[begin AVAILABLE DATA]
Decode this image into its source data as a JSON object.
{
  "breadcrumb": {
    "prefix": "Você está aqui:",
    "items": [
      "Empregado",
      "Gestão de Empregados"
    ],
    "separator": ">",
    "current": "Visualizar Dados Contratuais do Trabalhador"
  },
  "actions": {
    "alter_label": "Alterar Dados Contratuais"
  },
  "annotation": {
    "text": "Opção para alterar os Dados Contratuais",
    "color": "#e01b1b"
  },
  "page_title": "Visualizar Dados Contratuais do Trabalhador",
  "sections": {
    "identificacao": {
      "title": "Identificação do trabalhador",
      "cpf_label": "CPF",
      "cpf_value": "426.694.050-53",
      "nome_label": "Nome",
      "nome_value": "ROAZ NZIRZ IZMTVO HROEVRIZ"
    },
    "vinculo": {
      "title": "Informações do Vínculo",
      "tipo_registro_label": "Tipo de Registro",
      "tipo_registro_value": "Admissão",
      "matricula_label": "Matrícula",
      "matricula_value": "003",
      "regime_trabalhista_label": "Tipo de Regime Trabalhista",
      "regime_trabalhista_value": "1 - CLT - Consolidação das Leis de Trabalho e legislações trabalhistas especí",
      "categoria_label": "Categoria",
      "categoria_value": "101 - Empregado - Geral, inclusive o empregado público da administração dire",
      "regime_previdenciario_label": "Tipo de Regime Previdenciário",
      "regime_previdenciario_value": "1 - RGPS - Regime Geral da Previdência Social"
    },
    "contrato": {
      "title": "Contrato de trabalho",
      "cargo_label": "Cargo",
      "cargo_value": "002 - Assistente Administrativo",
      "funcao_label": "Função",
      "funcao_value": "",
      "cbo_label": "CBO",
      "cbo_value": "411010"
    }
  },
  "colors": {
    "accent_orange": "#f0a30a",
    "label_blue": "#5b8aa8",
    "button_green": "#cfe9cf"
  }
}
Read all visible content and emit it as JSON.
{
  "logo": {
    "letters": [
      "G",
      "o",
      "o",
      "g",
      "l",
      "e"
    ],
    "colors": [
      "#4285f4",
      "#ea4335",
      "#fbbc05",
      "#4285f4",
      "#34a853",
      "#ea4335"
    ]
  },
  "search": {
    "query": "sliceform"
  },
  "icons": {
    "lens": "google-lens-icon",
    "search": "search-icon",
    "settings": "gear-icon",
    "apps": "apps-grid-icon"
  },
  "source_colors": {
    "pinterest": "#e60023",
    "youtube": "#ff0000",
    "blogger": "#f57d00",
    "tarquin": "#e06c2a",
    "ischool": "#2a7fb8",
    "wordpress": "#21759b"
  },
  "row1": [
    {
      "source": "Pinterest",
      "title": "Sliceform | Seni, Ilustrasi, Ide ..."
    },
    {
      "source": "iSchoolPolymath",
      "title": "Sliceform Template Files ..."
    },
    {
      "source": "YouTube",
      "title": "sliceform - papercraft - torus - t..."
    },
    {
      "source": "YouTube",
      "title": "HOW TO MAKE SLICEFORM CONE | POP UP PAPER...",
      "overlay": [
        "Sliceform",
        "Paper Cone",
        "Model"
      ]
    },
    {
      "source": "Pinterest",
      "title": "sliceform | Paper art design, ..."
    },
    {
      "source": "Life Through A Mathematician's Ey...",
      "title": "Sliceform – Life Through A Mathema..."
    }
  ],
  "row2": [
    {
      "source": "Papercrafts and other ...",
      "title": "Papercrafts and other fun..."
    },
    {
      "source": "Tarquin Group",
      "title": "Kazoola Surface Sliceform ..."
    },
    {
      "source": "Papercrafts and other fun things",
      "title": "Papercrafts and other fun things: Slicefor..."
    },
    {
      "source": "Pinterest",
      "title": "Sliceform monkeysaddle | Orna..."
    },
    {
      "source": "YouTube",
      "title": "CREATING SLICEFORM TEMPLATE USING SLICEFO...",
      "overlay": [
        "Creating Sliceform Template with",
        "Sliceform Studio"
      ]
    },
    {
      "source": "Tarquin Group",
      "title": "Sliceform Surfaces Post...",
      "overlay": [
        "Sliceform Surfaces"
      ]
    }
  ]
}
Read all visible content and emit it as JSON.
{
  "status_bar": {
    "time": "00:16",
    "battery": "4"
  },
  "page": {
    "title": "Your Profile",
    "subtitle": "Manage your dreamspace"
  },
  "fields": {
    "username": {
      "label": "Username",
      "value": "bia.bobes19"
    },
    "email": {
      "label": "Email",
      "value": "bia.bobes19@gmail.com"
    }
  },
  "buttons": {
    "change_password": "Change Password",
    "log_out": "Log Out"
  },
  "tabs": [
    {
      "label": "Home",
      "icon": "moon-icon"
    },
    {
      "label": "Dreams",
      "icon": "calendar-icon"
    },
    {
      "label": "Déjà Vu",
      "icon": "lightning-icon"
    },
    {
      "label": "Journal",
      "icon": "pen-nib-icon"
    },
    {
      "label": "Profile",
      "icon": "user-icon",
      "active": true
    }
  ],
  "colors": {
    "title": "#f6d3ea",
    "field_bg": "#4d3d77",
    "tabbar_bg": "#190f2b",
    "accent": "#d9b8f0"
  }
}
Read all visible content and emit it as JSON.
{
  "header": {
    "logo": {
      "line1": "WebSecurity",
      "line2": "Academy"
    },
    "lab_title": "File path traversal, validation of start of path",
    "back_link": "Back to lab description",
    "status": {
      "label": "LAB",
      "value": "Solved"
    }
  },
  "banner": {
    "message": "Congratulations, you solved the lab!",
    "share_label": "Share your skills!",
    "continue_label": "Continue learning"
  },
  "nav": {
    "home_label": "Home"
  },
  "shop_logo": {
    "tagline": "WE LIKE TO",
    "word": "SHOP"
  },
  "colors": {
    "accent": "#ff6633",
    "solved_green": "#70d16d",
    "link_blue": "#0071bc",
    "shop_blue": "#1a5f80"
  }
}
[end AVAILABLE DATA]
## WORK TO BE COMPLETED
Using the listing, copy every line where the word "things" shows up.

## TASK ANSWER
      "source": "Papercrafts and other fun things",
      "title": "Papercrafts and other fun things: Slicefor..."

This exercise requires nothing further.